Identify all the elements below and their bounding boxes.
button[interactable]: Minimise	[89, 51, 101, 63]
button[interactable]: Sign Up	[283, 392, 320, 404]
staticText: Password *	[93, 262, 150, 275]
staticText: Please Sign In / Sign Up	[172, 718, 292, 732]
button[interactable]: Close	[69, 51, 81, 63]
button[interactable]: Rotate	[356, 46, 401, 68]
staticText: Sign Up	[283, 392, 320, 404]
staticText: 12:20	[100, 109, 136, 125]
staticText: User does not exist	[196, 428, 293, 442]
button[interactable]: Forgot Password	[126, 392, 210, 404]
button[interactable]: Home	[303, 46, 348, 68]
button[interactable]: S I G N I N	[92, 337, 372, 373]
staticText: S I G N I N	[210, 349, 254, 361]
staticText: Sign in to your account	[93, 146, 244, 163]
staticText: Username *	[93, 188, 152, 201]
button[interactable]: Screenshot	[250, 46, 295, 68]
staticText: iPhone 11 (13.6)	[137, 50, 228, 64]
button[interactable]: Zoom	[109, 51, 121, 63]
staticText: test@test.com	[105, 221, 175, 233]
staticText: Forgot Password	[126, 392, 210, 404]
···
Could you retype the data above from its first line through the line containing "staticText: Please Sign", with both ends included?

Identify all the elements below and their bounding boxes.
button[interactable]: Minimise	[89, 51, 101, 63]
button[interactable]: Sign Up	[283, 392, 320, 404]
staticText: Password *	[93, 262, 150, 275]
staticText: Please Sign In / Sign Up	[172, 718, 292, 732]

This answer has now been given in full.